• _GIVEN INSTRUCTION_: Every line that contains the word "газового" should be copied.

• _RECORDS FOR THE TASK_:
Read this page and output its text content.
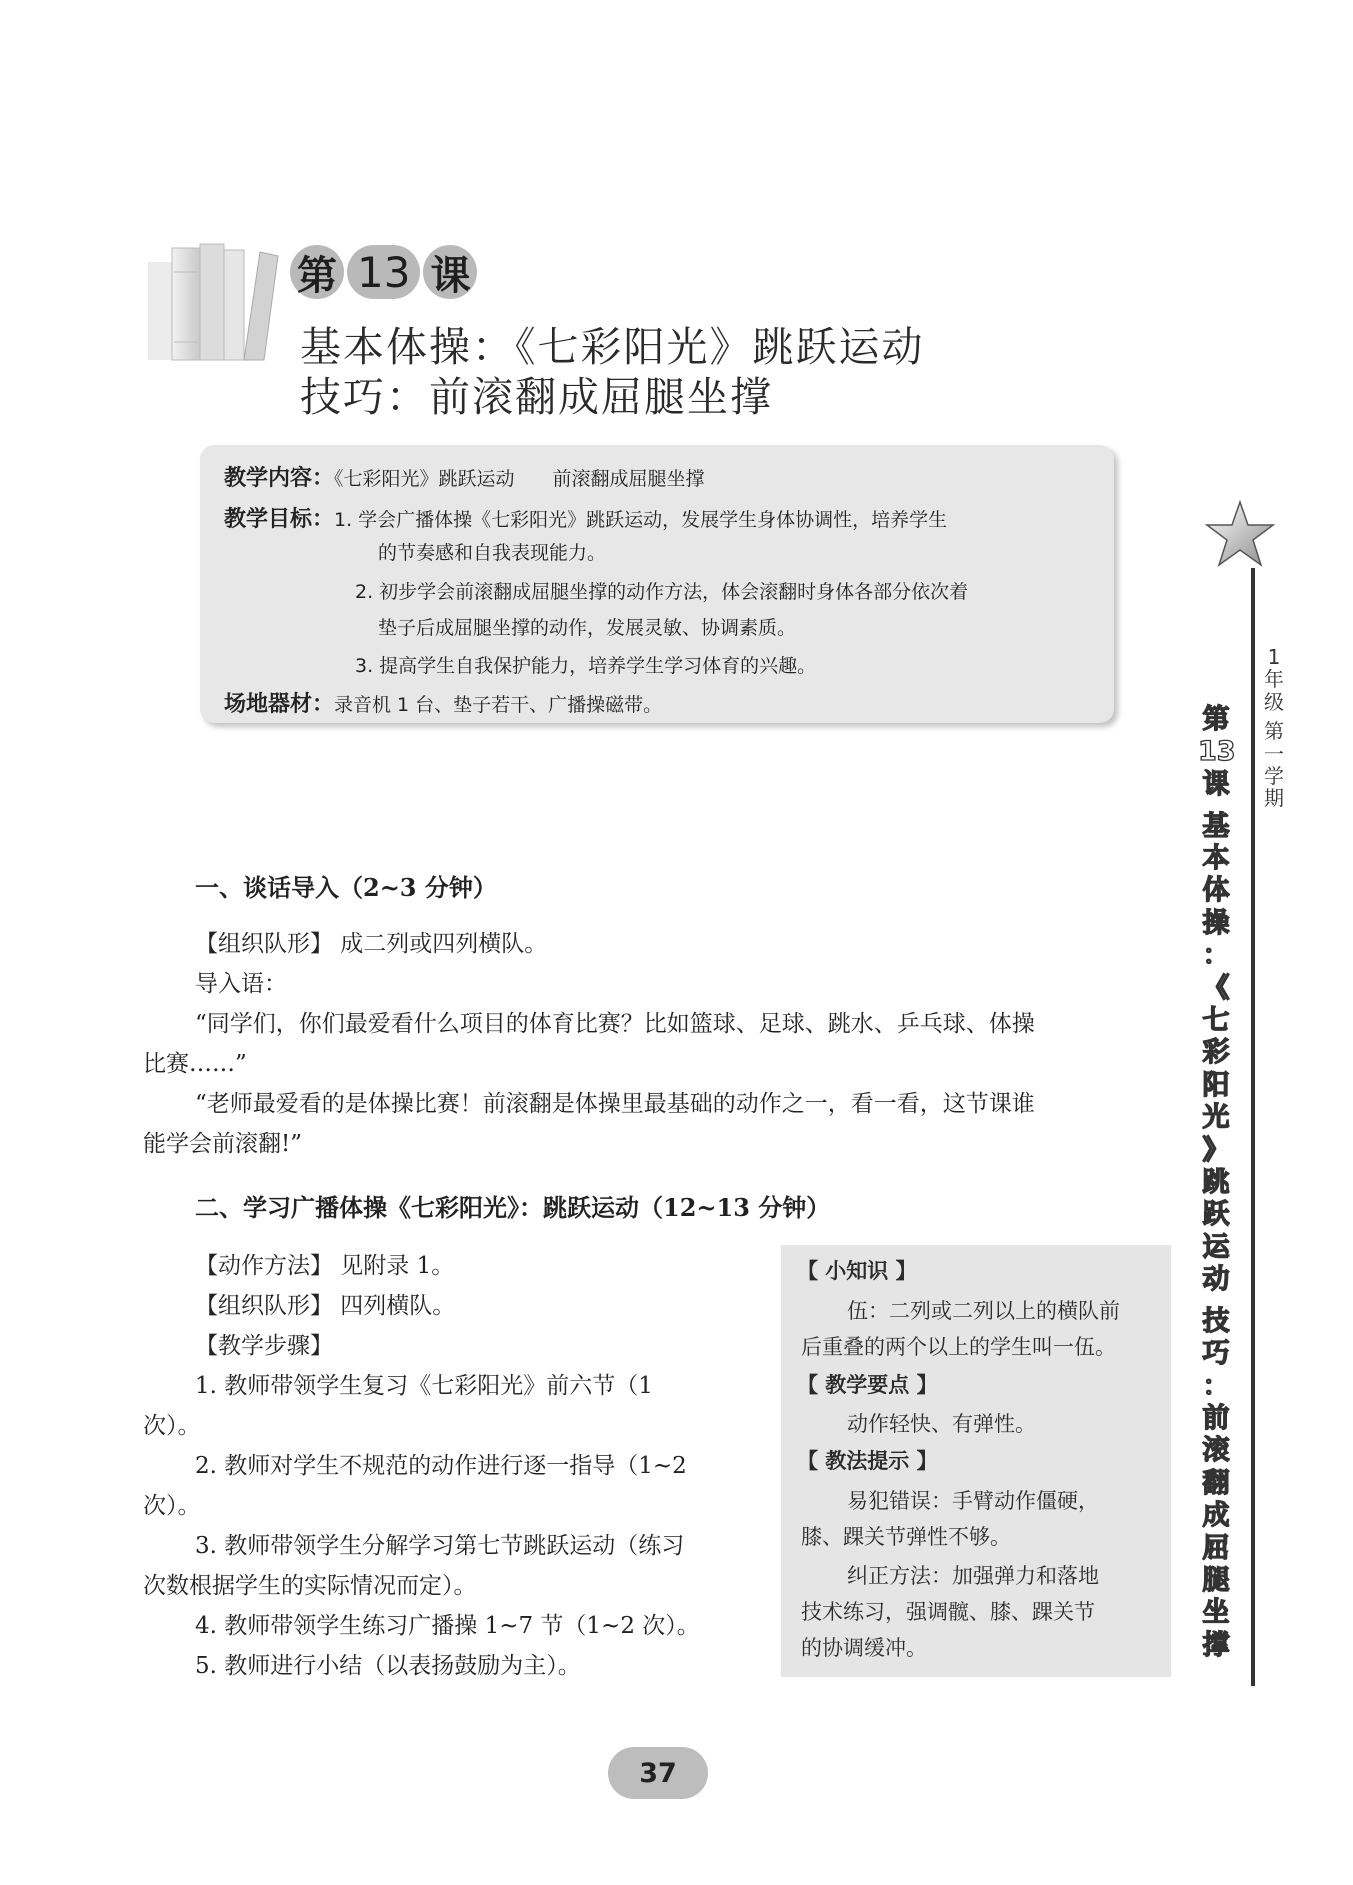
第 13 课
基本体操：《七彩阳光》跳跃运动
技巧：前滚翻成屈腿坐撑
教学内容：《七彩阳光》跳跃运动　　前滚翻成屈腿坐撑
教学目标：1. 学会广播体操《七彩阳光》跳跃运动，发展学生身体协调性，培养学生
的节奏感和自我表现能力。
2. 初步学会前滚翻成屈腿坐撑的动作方法，体会滚翻时身体各部分依次着
垫子后成屈腿坐撑的动作，发展灵敏、协调素质。
3. 提高学生自我保护能力，培养学生学习体育的兴趣。
场地器材：录音机 1 台、垫子若干、广播操磁带。
一、谈话导入（2~3 分钟）
【组织队形】 成二列或四列横队。
导入语：
“同学们，你们最爱看什么项目的体育比赛？比如篮球、足球、跳水、乒乓球、体操
比赛……”
“老师最爱看的是体操比赛！前滚翻是体操里最基础的动作之一，看一看，这节课谁
能学会前滚翻!”
二、学习广播体操《七彩阳光》：跳跃运动（12~13 分钟）
【动作方法】 见附录 1。
【组织队形】 四列横队。
【教学步骤】
1. 教师带领学生复习《七彩阳光》前六节（1
次）。
2. 教师对学生不规范的动作进行逐一指导（1~2
次）。
3. 教师带领学生分解学习第七节跳跃运动（练习
次数根据学生的实际情况而定）。
4. 教师带领学生练习广播操 1~7 节（1~2 次）。
5. 教师进行小结（以表扬鼓励为主）。
【 小知识 】
伍：二列或二列以上的横队前
后重叠的两个以上的学生叫一伍。
【 教学要点 】
动作轻快、有弹性。
【 教法提示 】
易犯错误：手臂动作僵硬，
膝、踝关节弹性不够。
纠正方法：加强弹力和落地
技术练习，强调髋、膝、踝关节
的协调缓冲。
1
年
级

第
一
学
期
第
13
课

基
本
体
操
：
《
七
彩
阳
光
》
跳
跃
运
动

技
巧
：
前
滚
翻
成
屈
腿
坐
撑
37
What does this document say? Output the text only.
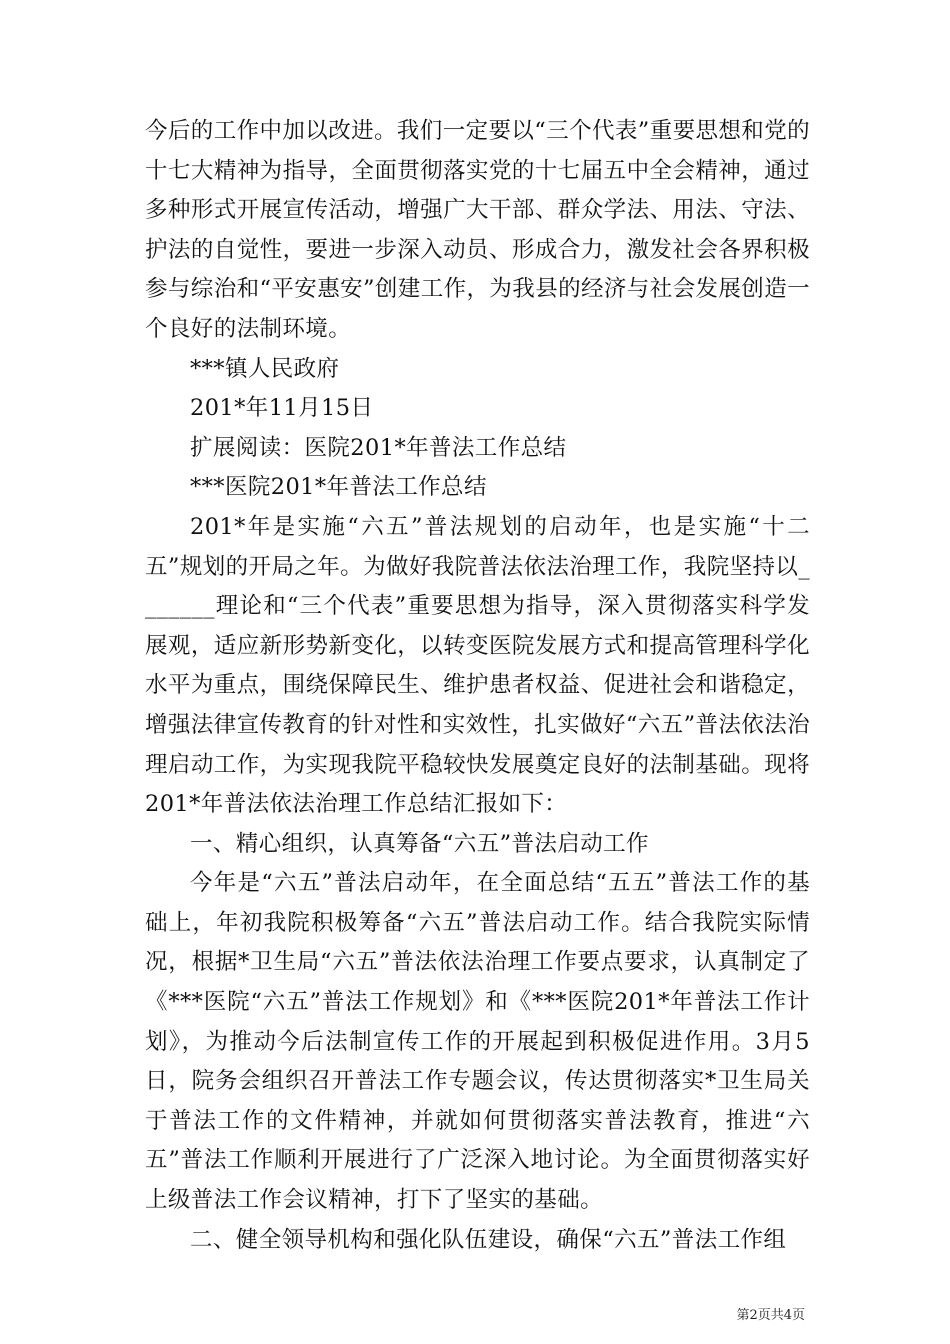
今后的工作中加以改进。我们一定要以“三个代表”重要思想和党的十七大精神为指导，全面贯彻落实党的十七届五中全会精神，通过多种形式开展宣传活动，增强广大干部、群众学法、用法、守法、护法的自觉性，要进一步深入动员、形成合力，激发社会各界积极参与综治和“平安惠安”创建工作，为我县的经济与社会发展创造一个良好的法制环境。

***镇人民政府

201*年11月15日

扩展阅读：医院201*年普法工作总结

***医院201*年普法工作总结

201*年是实施“六五”普法规划的启动年，也是实施“十二五”规划的开局之年。为做好我院普法依法治理工作，我院坚持以_______理论和“三个代表”重要思想为指导，深入贯彻落实科学发展观，适应新形势新变化，以转变医院发展方式和提高管理科学化水平为重点，围绕保障民生、维护患者权益、促进社会和谐稳定，增强法律宣传教育的针对性和实效性，扎实做好“六五”普法依法治理启动工作，为实现我院平稳较快发展奠定良好的法制基础。现将201*年普法依法治理工作总结汇报如下：

一、精心组织，认真筹备“六五”普法启动工作

今年是“六五”普法启动年，在全面总结“五五”普法工作的基础上，年初我院积极筹备“六五”普法启动工作。结合我院实际情况，根据*卫生局“六五”普法依法治理工作要点要求，认真制定了《***医院“六五”普法工作规划》和《***医院201*年普法工作计划》，为推动今后法制宣传工作的开展起到积极促进作用。3月5日，院务会组织召开普法工作专题会议，传达贯彻落实*卫生局关于普法工作的文件精神，并就如何贯彻落实普法教育，推进“六五”普法工作顺利开展进行了广泛深入地讨论。为全面贯彻落实好上级普法工作会议精神，打下了坚实的基础。

二、健全领导机构和强化队伍建设，确保“六五”普法工作组

第2页共4页
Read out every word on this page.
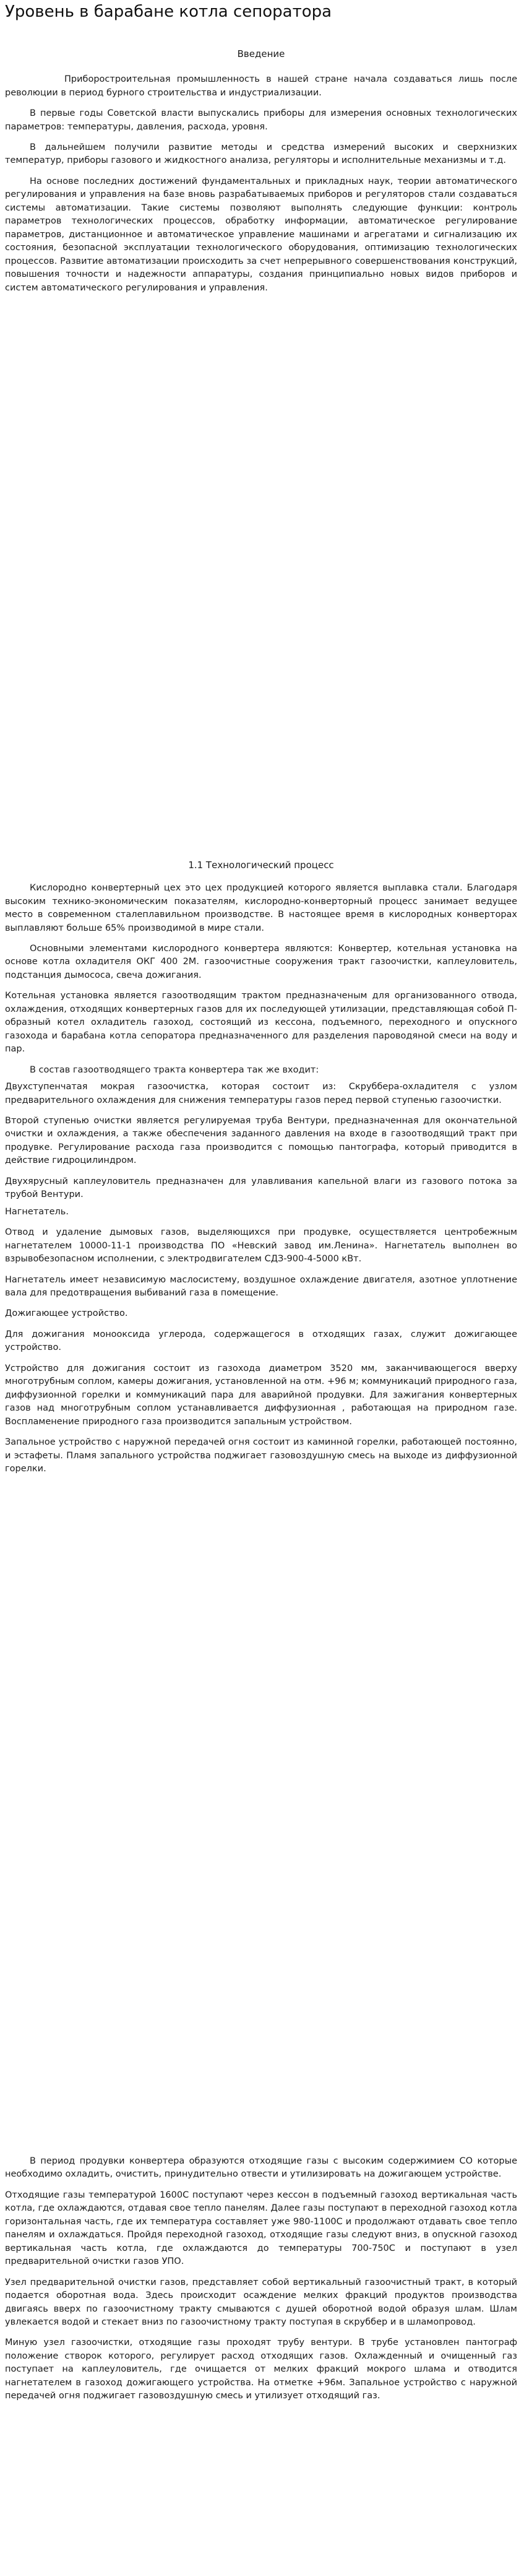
Уровень в барабане котла сепоратора

Введение

Приборостроительная промышленность в нашей стране начала создаваться лишь после революции в период бурного строительства и индустриализации.

В первые годы Советской власти выпускались приборы для измерения основных технологических параметров: температуры, давления, расхода, уровня.

В дальнейшем получили развитие методы и средства измерений высоких и сверхнизких температур, приборы газового и жидкостного анализа, регуляторы и исполнительные механизмы и т.д.

На основе последних достижений фундаментальных и прикладных наук, теории автоматического регулирования и управления на базе вновь разрабатываемых приборов и регуляторов стали создаваться системы автоматизации. Такие системы позволяют выполнять следующие функции: контроль параметров технологических процессов, обработку информации, автоматическое регулирование параметров, дистанционное и автоматическое управление машинами и агрегатами и сигнализацию их состояния, безопасной эксплуатации технологического оборудования, оптимизацию технологических процессов. Развитие автоматизации происходить за счет непрерывного совершенствования конструкций, повышения точности и надежности аппаратуры, создания принципиально новых видов приборов и систем автоматического регулирования и управления.

1.1 Технологический процесс

Кислородно конвертерный цех это цех продукцией которого является выплавка стали. Благодаря высоким технико-экономическим показателям, кислородно-конверторный процесс занимает ведущее место в современном сталеплавильном производстве. В настоящее время в кислородных конверторах выплавляют больше 65% производимой в мире стали.

Основными элементами кислородного конвертера являются: Конвертер, котельная установка на основе котла охладителя ОКГ 400 2М. газоочистные сооружения тракт газоочистки, каплеуловитель, подстанция дымососа, свеча дожигания.

Котельная установка является газоотводящим трактом предназначеным для организованного отвода, охлаждения, отходящих конвертерных газов для их последующей утилизации, представляющая собой П-образный котел охладитель газоход, состоящий из кессона, подъемного, переходного и опускного газохода и барабана котла сепоратора предназначенного для разделения пароводяной смеси на воду и пар.

В состав газоотводящего тракта конвертера так же входит:

Двухступенчатая мокрая газоочистка, которая состоит из: Скруббера-охладителя с узлом предварительного охлаждения для снижения температуры газов перед первой ступенью газоочистки.

Второй ступенью очистки является регулируемая труба Вентури, предназначенная для окончательной очистки и охлаждения, а также обеспечения заданного давления на входе в газоотводящий тракт при продувке. Регулирование расхода газа производится с помощью пантографа, который приводится в действие гидроцилиндром.

Двухярусный каплеуловитель предназначен для улавливания капельной влаги из газового потока за трубой Вентури.

Нагнетатель.

Отвод и удаление дымовых газов, выделяющихся при продувке, осуществляется центробежным нагнетателем 10000-11-1 производства ПО «Невский завод им.Ленина». Нагнетатель выполнен во взрывобезопасном исполнении, с электродвигателем СДЗ-900-4-5000 кВт.

Нагнетатель имеет независимую маслосистему, воздушное охлаждение двигателя, азотное уплотнение вала для предотвращения выбиваний газа в помещение.

Дожигающее устройство.

Для дожигания монооксида углерода, содержащегося в отходящих газах, служит дожигающее устройство.

Устройство для дожигания состоит из газохода диаметром 3520 мм, заканчивающегося вверху многотрубным соплом, камеры дожигания, установленной на отм. +96 м; коммуникаций природного газа, диффузионной горелки и коммуникаций пара для аварийной продувки. Для зажигания конвертерных газов над многотрубным соплом устанавливается диффузионная , работающая на природном газе. Воспламенение природного газа производится запальным устройством.

Запальное устройство с наружной передачей огня состоит из каминной горелки, работающей постоянно, и эстафеты. Пламя запального устройства поджигает газовоздушную смесь на выходе из диффузионной горелки.

В период продувки конвертера образуются отходящие газы с высоким содержимием СО которые необходимо охладить, очистить, принудительно отвести и утилизировать на дожигающем устройстве.

Отходящие газы температурой 1600С поступают через кессон в подъемный газоход вертикальная часть котла, где охлаждаются, отдавая свое тепло панелям. Далее газы поступают в переходной газоход котла горизонтальная часть, где их температура составляет уже 980-1100С и продолжают отдавать свое тепло панелям и охлаждаться. Пройдя переходной газоход, отходящие газы следуют вниз, в опускной газоход вертикальная часть котла, где охлаждаются до температуры 700-750С и поступают в узел предварительной очистки газов УПО.

Узел предварительной очистки газов, представляет собой вертикальный газоочистный тракт, в который подается оборотная вода. Здесь происходит осаждение мелких фракций продуктов производства двигаясь вверх по газоочистному тракту смываются с душей оборотной водой образуя шлам. Шлам увлекается водой и стекает вниз по газоочистному тракту поступая в скруббер и в шламопровод.

Миную узел газоочистки, отходящие газы проходят трубу вентури. В трубе установлен пантограф положение створок которого, регулирует расход отходящих газов. Охлажденный и очищенный газ поступает на каплеуловитель, где очищается от мелких фракций мокрого шлама и отводится нагнетателем в газоход дожигающего устройства. На отметке +96м. Запальное устройство с наружной передачей огня поджигает газовоздушную смесь и утилизует отходящий газ.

• _ANSWER TO THIS TASK_:
В дальнейшем получили развитие методы и средства измерений высоких и сверхнизких температур, приборы газового и жидкостного анализа, регуляторы и исполнительные механизмы и т.д.
Двухярусный каплеуловитель предназначен для улавливания капельной влаги из газового потока за трубой Вентури.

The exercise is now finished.